• _WORK TO COMPLETE_
Return each line of the listing that contains the string "多目的広場".

==== INPUT DATA ====

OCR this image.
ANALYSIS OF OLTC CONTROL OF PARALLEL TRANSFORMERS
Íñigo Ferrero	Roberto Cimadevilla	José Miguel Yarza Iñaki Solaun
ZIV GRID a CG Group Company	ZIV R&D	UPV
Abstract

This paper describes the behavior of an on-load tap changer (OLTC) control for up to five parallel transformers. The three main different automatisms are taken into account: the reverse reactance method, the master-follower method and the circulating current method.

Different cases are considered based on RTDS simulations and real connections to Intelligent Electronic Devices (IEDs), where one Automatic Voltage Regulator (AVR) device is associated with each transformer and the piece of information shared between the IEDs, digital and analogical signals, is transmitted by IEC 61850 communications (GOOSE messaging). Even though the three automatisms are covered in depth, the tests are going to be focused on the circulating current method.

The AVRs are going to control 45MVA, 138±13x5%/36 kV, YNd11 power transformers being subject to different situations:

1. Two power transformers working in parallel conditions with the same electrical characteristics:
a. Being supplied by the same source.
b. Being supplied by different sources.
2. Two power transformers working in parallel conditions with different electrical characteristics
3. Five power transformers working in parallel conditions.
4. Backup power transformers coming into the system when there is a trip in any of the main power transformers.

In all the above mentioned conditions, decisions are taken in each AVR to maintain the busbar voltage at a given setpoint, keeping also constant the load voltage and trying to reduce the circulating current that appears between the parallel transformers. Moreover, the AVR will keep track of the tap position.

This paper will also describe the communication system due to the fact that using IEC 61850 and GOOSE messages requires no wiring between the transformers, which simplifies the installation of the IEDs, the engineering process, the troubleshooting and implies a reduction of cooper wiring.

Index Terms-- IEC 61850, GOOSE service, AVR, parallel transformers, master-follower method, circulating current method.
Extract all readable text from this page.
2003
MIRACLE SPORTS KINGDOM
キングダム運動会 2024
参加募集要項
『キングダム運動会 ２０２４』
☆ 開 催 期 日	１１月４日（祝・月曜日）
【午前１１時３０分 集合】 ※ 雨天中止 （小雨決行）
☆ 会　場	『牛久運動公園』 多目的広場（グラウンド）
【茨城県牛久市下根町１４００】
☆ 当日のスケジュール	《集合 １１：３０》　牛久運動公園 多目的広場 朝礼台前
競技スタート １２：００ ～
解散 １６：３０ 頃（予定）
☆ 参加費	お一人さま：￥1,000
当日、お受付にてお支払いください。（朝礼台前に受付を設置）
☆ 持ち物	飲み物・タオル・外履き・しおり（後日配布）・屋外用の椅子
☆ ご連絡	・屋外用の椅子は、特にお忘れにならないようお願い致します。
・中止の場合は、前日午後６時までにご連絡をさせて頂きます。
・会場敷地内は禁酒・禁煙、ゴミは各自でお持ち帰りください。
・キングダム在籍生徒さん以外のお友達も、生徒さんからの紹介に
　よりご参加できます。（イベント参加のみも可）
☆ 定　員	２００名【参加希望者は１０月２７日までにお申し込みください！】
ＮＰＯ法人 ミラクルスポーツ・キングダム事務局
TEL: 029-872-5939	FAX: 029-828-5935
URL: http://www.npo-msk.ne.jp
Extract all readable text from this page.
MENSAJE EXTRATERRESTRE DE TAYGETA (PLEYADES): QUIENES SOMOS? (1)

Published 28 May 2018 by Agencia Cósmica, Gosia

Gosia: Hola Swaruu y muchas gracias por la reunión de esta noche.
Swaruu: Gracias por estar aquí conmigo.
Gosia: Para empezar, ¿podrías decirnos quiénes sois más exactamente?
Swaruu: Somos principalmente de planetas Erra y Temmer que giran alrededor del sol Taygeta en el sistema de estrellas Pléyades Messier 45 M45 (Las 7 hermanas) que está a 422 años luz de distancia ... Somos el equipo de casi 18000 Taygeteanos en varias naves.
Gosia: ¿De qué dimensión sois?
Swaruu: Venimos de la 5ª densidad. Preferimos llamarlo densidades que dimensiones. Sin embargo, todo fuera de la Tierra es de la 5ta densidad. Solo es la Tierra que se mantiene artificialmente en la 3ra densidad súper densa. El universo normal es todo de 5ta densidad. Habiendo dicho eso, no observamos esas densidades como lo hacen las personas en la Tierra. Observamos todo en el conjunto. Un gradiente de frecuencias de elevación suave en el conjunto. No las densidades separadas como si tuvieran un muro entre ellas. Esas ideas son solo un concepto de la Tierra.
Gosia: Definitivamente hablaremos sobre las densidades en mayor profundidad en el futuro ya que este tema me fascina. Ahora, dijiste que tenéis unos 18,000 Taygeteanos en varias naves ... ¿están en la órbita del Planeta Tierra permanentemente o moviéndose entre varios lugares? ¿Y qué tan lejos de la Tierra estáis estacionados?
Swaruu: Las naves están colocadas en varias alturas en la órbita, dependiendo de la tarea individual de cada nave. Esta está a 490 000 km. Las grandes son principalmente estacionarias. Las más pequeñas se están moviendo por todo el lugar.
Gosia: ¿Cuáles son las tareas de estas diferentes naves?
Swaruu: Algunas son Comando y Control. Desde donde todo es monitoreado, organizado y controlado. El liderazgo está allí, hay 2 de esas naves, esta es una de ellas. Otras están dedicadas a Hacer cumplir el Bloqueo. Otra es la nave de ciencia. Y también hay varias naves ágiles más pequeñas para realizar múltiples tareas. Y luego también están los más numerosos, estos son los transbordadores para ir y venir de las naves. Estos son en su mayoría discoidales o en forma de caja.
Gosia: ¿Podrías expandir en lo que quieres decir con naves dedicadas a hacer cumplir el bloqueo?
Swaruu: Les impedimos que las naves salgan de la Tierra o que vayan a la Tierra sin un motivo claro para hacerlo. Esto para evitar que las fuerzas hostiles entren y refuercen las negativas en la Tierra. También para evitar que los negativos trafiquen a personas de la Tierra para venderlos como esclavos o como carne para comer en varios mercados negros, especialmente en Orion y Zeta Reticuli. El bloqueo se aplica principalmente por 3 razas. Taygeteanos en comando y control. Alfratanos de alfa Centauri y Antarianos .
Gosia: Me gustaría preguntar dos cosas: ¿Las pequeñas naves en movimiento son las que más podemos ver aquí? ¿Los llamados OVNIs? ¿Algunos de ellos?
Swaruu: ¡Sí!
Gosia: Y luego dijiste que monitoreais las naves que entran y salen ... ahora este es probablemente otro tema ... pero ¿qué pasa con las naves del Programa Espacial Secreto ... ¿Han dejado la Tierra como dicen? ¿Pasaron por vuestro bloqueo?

====

• _EXERCISE RESPONSE_
☆ 会　場	『牛久運動公園』 多目的広場（グラウンド）
☆ 当日のスケジュール	《集合 １１：３０》　牛久運動公園 多目的広場 朝礼台前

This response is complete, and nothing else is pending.